AIM: Each entry below should be returned exactly as is, with the pictures removed.

GIVEN ENTRIES:
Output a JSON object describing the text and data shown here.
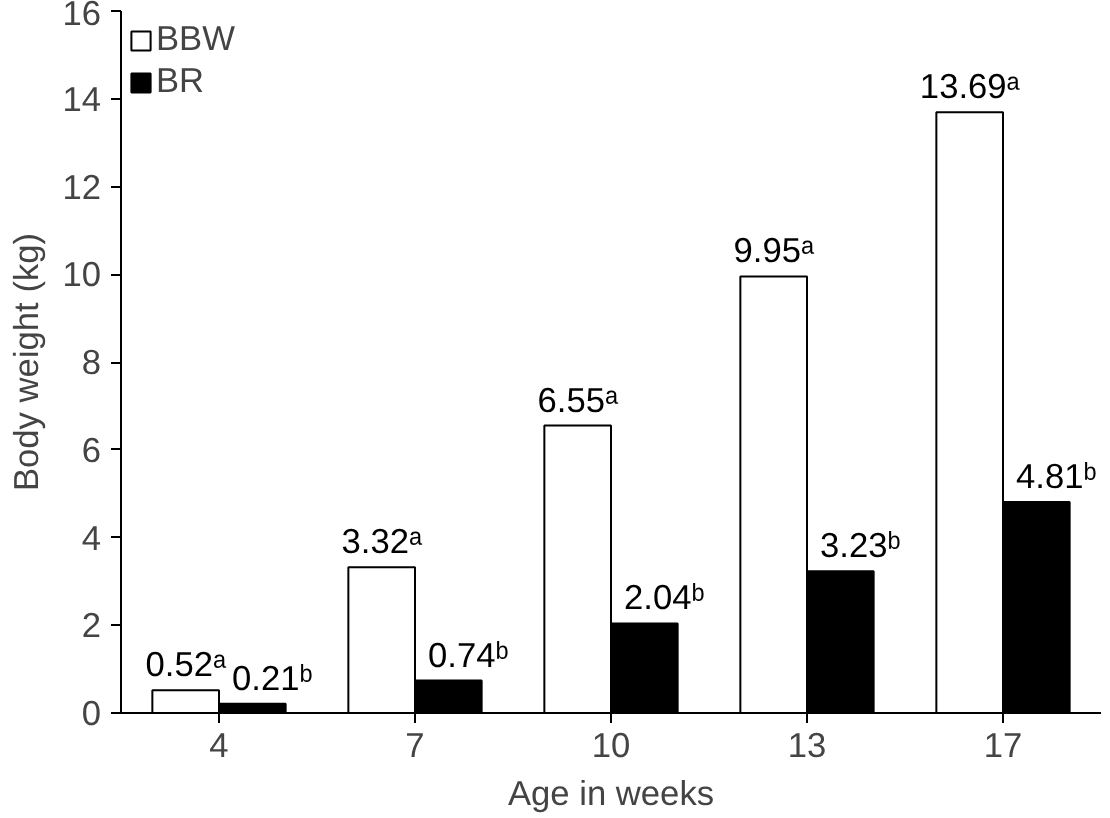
{
  "chart_data": {
    "type": "bar",
    "xlabel": "Age in weeks",
    "ylabel": "Body weight (kg)",
    "categories": [
      "4",
      "7",
      "10",
      "13",
      "17"
    ],
    "series": [
      {
        "name": "BBW",
        "color": "#ffffff",
        "values": [
          0.52,
          3.32,
          6.55,
          9.95,
          13.69
        ],
        "value_labels": [
          "0.52ᵃ",
          "3.32ᵃ",
          "6.55ᵃ",
          "9.95ᵃ",
          "13.69ᵃ"
        ]
      },
      {
        "name": "BR",
        "color": "#000000",
        "values": [
          0.21,
          0.74,
          2.04,
          3.23,
          4.81
        ],
        "value_labels": [
          "0.21ᵇ",
          "0.74ᵇ",
          "2.04ᵇ",
          "3.23ᵇ",
          "4.81ᵇ"
        ]
      }
    ],
    "ylim": [
      0,
      16
    ],
    "yticks": [
      0,
      2,
      4,
      6,
      8,
      10,
      12,
      14,
      16
    ],
    "grid": false,
    "legend": "top left"
  }
}
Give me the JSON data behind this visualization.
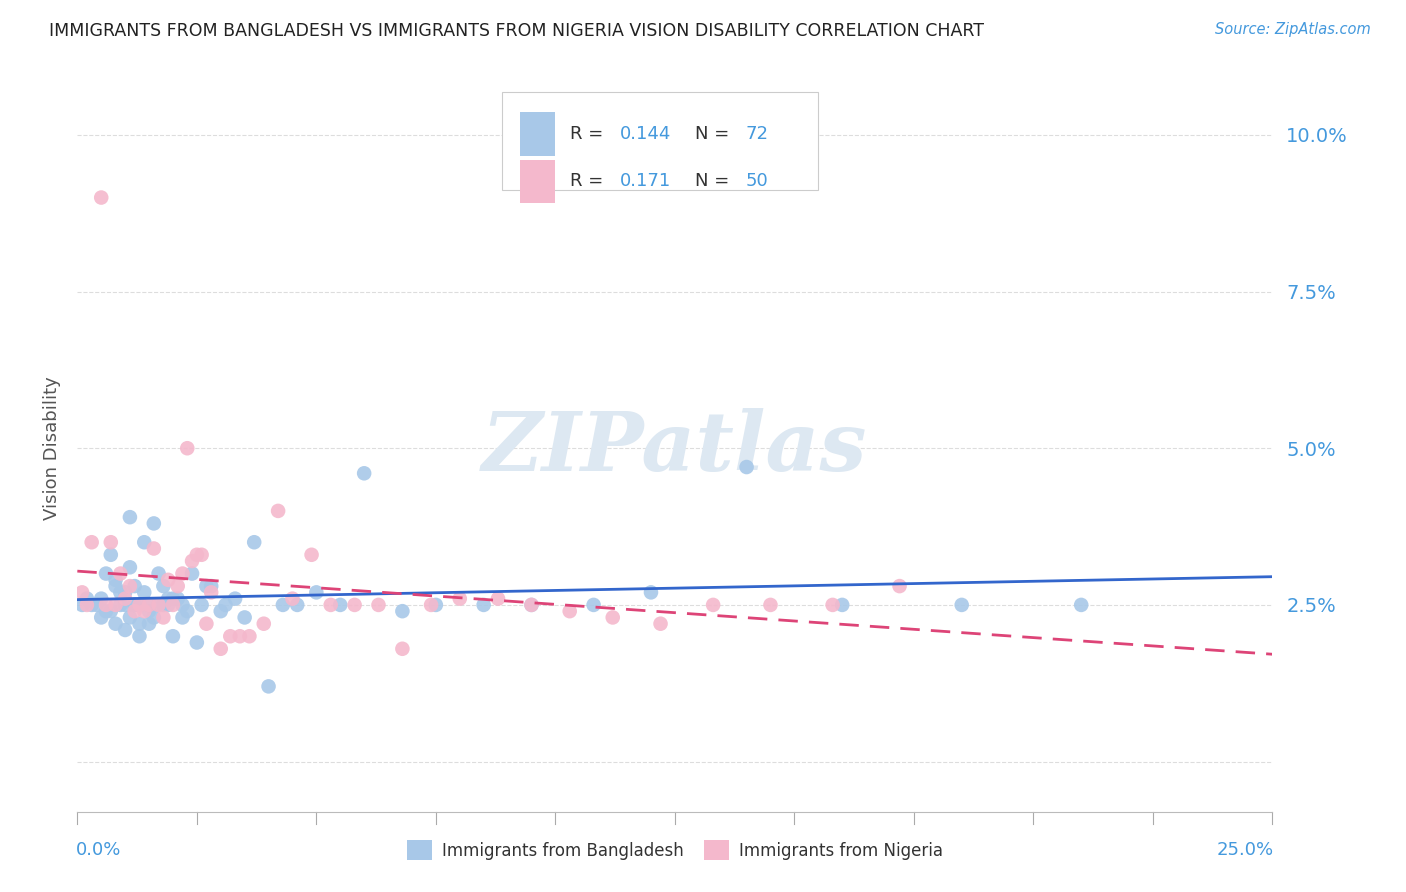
{
  "title": "IMMIGRANTS FROM BANGLADESH VS IMMIGRANTS FROM NIGERIA VISION DISABILITY CORRELATION CHART",
  "source": "Source: ZipAtlas.com",
  "ylabel": "Vision Disability",
  "yticks": [
    0.0,
    0.025,
    0.05,
    0.075,
    0.1
  ],
  "ytick_labels": [
    "",
    "2.5%",
    "5.0%",
    "7.5%",
    "10.0%"
  ],
  "xlim": [
    0.0,
    0.25
  ],
  "ylim": [
    -0.008,
    0.108
  ],
  "color_bangladesh": "#a8c8e8",
  "color_nigeria": "#f4b8cc",
  "trend_color_bangladesh": "#3366cc",
  "trend_color_nigeria": "#dd4477",
  "bangladesh_x": [
    0.001,
    0.002,
    0.003,
    0.004,
    0.005,
    0.005,
    0.006,
    0.006,
    0.007,
    0.007,
    0.008,
    0.008,
    0.008,
    0.009,
    0.009,
    0.01,
    0.01,
    0.01,
    0.011,
    0.011,
    0.011,
    0.012,
    0.012,
    0.012,
    0.013,
    0.013,
    0.013,
    0.014,
    0.014,
    0.015,
    0.015,
    0.015,
    0.016,
    0.016,
    0.017,
    0.017,
    0.018,
    0.018,
    0.019,
    0.019,
    0.02,
    0.02,
    0.021,
    0.022,
    0.022,
    0.023,
    0.024,
    0.025,
    0.026,
    0.027,
    0.028,
    0.03,
    0.031,
    0.033,
    0.035,
    0.037,
    0.04,
    0.043,
    0.046,
    0.05,
    0.055,
    0.06,
    0.068,
    0.075,
    0.085,
    0.095,
    0.108,
    0.12,
    0.14,
    0.16,
    0.185,
    0.21
  ],
  "bangladesh_y": [
    0.025,
    0.026,
    0.025,
    0.025,
    0.026,
    0.023,
    0.03,
    0.024,
    0.033,
    0.024,
    0.029,
    0.022,
    0.028,
    0.025,
    0.027,
    0.025,
    0.027,
    0.021,
    0.031,
    0.023,
    0.039,
    0.025,
    0.028,
    0.025,
    0.025,
    0.022,
    0.02,
    0.035,
    0.027,
    0.024,
    0.025,
    0.022,
    0.038,
    0.023,
    0.03,
    0.025,
    0.025,
    0.028,
    0.025,
    0.026,
    0.026,
    0.02,
    0.026,
    0.025,
    0.023,
    0.024,
    0.03,
    0.019,
    0.025,
    0.028,
    0.028,
    0.024,
    0.025,
    0.026,
    0.023,
    0.035,
    0.012,
    0.025,
    0.025,
    0.027,
    0.025,
    0.046,
    0.024,
    0.025,
    0.025,
    0.025,
    0.025,
    0.027,
    0.047,
    0.025,
    0.025,
    0.025
  ],
  "nigeria_x": [
    0.001,
    0.002,
    0.003,
    0.005,
    0.006,
    0.007,
    0.008,
    0.009,
    0.01,
    0.011,
    0.012,
    0.013,
    0.014,
    0.015,
    0.016,
    0.017,
    0.018,
    0.019,
    0.02,
    0.021,
    0.022,
    0.023,
    0.024,
    0.025,
    0.026,
    0.027,
    0.028,
    0.03,
    0.032,
    0.034,
    0.036,
    0.039,
    0.042,
    0.045,
    0.049,
    0.053,
    0.058,
    0.063,
    0.068,
    0.074,
    0.08,
    0.088,
    0.095,
    0.103,
    0.112,
    0.122,
    0.133,
    0.145,
    0.158,
    0.172
  ],
  "nigeria_y": [
    0.027,
    0.025,
    0.035,
    0.09,
    0.025,
    0.035,
    0.025,
    0.03,
    0.026,
    0.028,
    0.024,
    0.025,
    0.024,
    0.025,
    0.034,
    0.025,
    0.023,
    0.029,
    0.025,
    0.028,
    0.03,
    0.05,
    0.032,
    0.033,
    0.033,
    0.022,
    0.027,
    0.018,
    0.02,
    0.02,
    0.02,
    0.022,
    0.04,
    0.026,
    0.033,
    0.025,
    0.025,
    0.025,
    0.018,
    0.025,
    0.026,
    0.026,
    0.025,
    0.024,
    0.023,
    0.022,
    0.025,
    0.025,
    0.025,
    0.028
  ],
  "background_color": "#ffffff",
  "grid_color": "#dddddd",
  "title_color": "#222222",
  "ylabel_color": "#555555",
  "tick_color": "#4499dd",
  "watermark_text": "ZIPatlas",
  "watermark_color": "#dde8f2",
  "label_bangladesh": "Immigrants from Bangladesh",
  "label_nigeria": "Immigrants from Nigeria"
}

SOLVED PROBLEM:
Output a JSON object describing the text and data shown here.
{
  "chart_data": {
    "type": "bar",
    "xlabel": "Age in weeks",
    "ylabel": "Body weight (kg)",
    "categories": [
      "4",
      "7",
      "10",
      "13",
      "17"
    ],
    "series": [
      {
        "name": "BBW",
        "color": "#ffffff",
        "values": [
          0.52,
          3.32,
          6.55,
          9.95,
          13.69
        ],
        "value_labels": [
          "0.52ᵃ",
          "3.32ᵃ",
          "6.55ᵃ",
          "9.95ᵃ",
          "13.69ᵃ"
        ]
      },
      {
        "name": "BR",
        "color": "#000000",
        "values": [
          0.21,
          0.74,
          2.04,
          3.23,
          4.81
        ],
        "value_labels": [
          "0.21ᵇ",
          "0.74ᵇ",
          "2.04ᵇ",
          "3.23ᵇ",
          "4.81ᵇ"
        ]
      }
    ],
    "ylim": [
      0,
      16
    ],
    "yticks": [
      0,
      2,
      4,
      6,
      8,
      10,
      12,
      14,
      16
    ],
    "grid": false,
    "legend": "top left"
  }
}
Give me the JSON data behind this visualization.
{
  "title": "IMMIGRANTS FROM BANGLADESH VS IMMIGRANTS FROM NIGERIA VISION DISABILITY CORRELATION CHART",
  "source": "Source: ZipAtlas.com",
  "ylabel": "Vision Disability",
  "yticks": [
    0.0,
    0.025,
    0.05,
    0.075,
    0.1
  ],
  "ytick_labels": [
    "",
    "2.5%",
    "5.0%",
    "7.5%",
    "10.0%"
  ],
  "xlim": [
    0.0,
    0.25
  ],
  "ylim": [
    -0.008,
    0.108
  ],
  "color_bangladesh": "#a8c8e8",
  "color_nigeria": "#f4b8cc",
  "trend_color_bangladesh": "#3366cc",
  "trend_color_nigeria": "#dd4477",
  "bangladesh_x": [
    0.001,
    0.002,
    0.003,
    0.004,
    0.005,
    0.005,
    0.006,
    0.006,
    0.007,
    0.007,
    0.008,
    0.008,
    0.008,
    0.009,
    0.009,
    0.01,
    0.01,
    0.01,
    0.011,
    0.011,
    0.011,
    0.012,
    0.012,
    0.012,
    0.013,
    0.013,
    0.013,
    0.014,
    0.014,
    0.015,
    0.015,
    0.015,
    0.016,
    0.016,
    0.017,
    0.017,
    0.018,
    0.018,
    0.019,
    0.019,
    0.02,
    0.02,
    0.021,
    0.022,
    0.022,
    0.023,
    0.024,
    0.025,
    0.026,
    0.027,
    0.028,
    0.03,
    0.031,
    0.033,
    0.035,
    0.037,
    0.04,
    0.043,
    0.046,
    0.05,
    0.055,
    0.06,
    0.068,
    0.075,
    0.085,
    0.095,
    0.108,
    0.12,
    0.14,
    0.16,
    0.185,
    0.21
  ],
  "bangladesh_y": [
    0.025,
    0.026,
    0.025,
    0.025,
    0.026,
    0.023,
    0.03,
    0.024,
    0.033,
    0.024,
    0.029,
    0.022,
    0.028,
    0.025,
    0.027,
    0.025,
    0.027,
    0.021,
    0.031,
    0.023,
    0.039,
    0.025,
    0.028,
    0.025,
    0.025,
    0.022,
    0.02,
    0.035,
    0.027,
    0.024,
    0.025,
    0.022,
    0.038,
    0.023,
    0.03,
    0.025,
    0.025,
    0.028,
    0.025,
    0.026,
    0.026,
    0.02,
    0.026,
    0.025,
    0.023,
    0.024,
    0.03,
    0.019,
    0.025,
    0.028,
    0.028,
    0.024,
    0.025,
    0.026,
    0.023,
    0.035,
    0.012,
    0.025,
    0.025,
    0.027,
    0.025,
    0.046,
    0.024,
    0.025,
    0.025,
    0.025,
    0.025,
    0.027,
    0.047,
    0.025,
    0.025,
    0.025
  ],
  "nigeria_x": [
    0.001,
    0.002,
    0.003,
    0.005,
    0.006,
    0.007,
    0.008,
    0.009,
    0.01,
    0.011,
    0.012,
    0.013,
    0.014,
    0.015,
    0.016,
    0.017,
    0.018,
    0.019,
    0.02,
    0.021,
    0.022,
    0.023,
    0.024,
    0.025,
    0.026,
    0.027,
    0.028,
    0.03,
    0.032,
    0.034,
    0.036,
    0.039,
    0.042,
    0.045,
    0.049,
    0.053,
    0.058,
    0.063,
    0.068,
    0.074,
    0.08,
    0.088,
    0.095,
    0.103,
    0.112,
    0.122,
    0.133,
    0.145,
    0.158,
    0.172
  ],
  "nigeria_y": [
    0.027,
    0.025,
    0.035,
    0.09,
    0.025,
    0.035,
    0.025,
    0.03,
    0.026,
    0.028,
    0.024,
    0.025,
    0.024,
    0.025,
    0.034,
    0.025,
    0.023,
    0.029,
    0.025,
    0.028,
    0.03,
    0.05,
    0.032,
    0.033,
    0.033,
    0.022,
    0.027,
    0.018,
    0.02,
    0.02,
    0.02,
    0.022,
    0.04,
    0.026,
    0.033,
    0.025,
    0.025,
    0.025,
    0.018,
    0.025,
    0.026,
    0.026,
    0.025,
    0.024,
    0.023,
    0.022,
    0.025,
    0.025,
    0.025,
    0.028
  ],
  "background_color": "#ffffff",
  "grid_color": "#dddddd",
  "title_color": "#222222",
  "ylabel_color": "#555555",
  "tick_color": "#4499dd",
  "watermark_text": "ZIPatlas",
  "watermark_color": "#dde8f2",
  "label_bangladesh": "Immigrants from Bangladesh",
  "label_nigeria": "Immigrants from Nigeria"
}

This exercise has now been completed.